* Work to do
Copy every line from the data below in which the string "Languages" can be found.

* Provided data

++++++++++

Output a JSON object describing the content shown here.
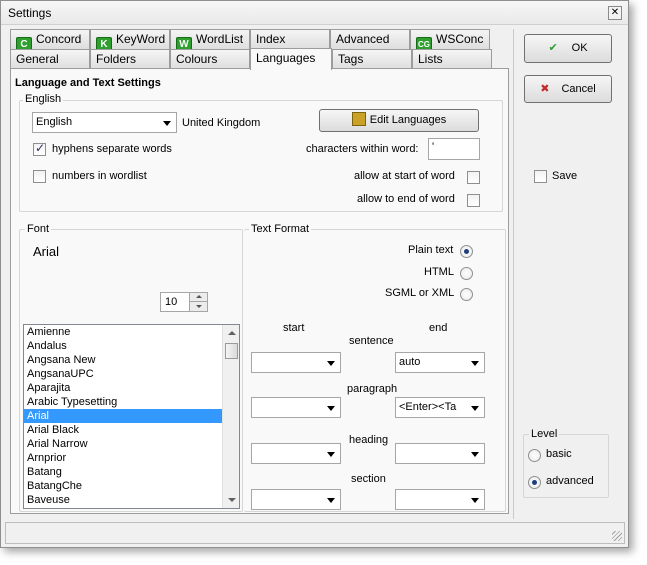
{
  "window": {
    "title": "Settings",
    "close_glyph": "✕"
  },
  "tabs_row1": [
    {
      "label": "Concord",
      "icon": "C"
    },
    {
      "label": "KeyWord",
      "icon": "K"
    },
    {
      "label": "WordList",
      "icon": "W"
    },
    {
      "label": "Index"
    },
    {
      "label": "Advanced"
    },
    {
      "label": "WSConc",
      "icon": "CG"
    }
  ],
  "tabs_row2": [
    {
      "label": "General"
    },
    {
      "label": "Folders"
    },
    {
      "label": "Colours"
    },
    {
      "label": "Languages"
    },
    {
      "label": "Tags"
    },
    {
      "label": "Lists"
    }
  ],
  "language_group": {
    "title": "Language and Text Settings",
    "sub_title": "English",
    "language_combo": "English",
    "region": "United Kingdom",
    "edit_button": "Edit Languages",
    "hyphens_label": "hyphens separate words",
    "numbers_label": "numbers in wordlist",
    "chars_label": "characters within word:",
    "chars_value": "'",
    "start_label": "allow at start of word",
    "end_label": "allow to end of word"
  },
  "font_group": {
    "title": "Font",
    "preview": "Arial",
    "size": "10",
    "fonts": [
      "Amienne",
      "Andalus",
      "Angsana New",
      "AngsanaUPC",
      "Aparajita",
      "Arabic Typesetting",
      "Arial",
      "Arial Black",
      "Arial Narrow",
      "Arnprior",
      "Batang",
      "BatangChe",
      "Baveuse"
    ],
    "selected_font": "Arial"
  },
  "text_format": {
    "title": "Text Format",
    "plain_text": "Plain text",
    "html": "HTML",
    "sgml": "SGML or XML",
    "start_col": "start",
    "end_col": "end",
    "sentence": "sentence",
    "paragraph": "paragraph",
    "heading": "heading",
    "section": "section",
    "sentence_end": "auto",
    "paragraph_end": "<Enter><Ta"
  },
  "sidebar": {
    "ok": "OK",
    "cancel": "Cancel",
    "save": "Save",
    "level_title": "Level",
    "basic": "basic",
    "advanced": "advanced"
  },
  "colors": {
    "accent_green": "#2e9e2e",
    "selection": "#3399ff"
  }
}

++++++++++

* Reply
      "label": "Languages"
    "edit_button": "Edit Languages",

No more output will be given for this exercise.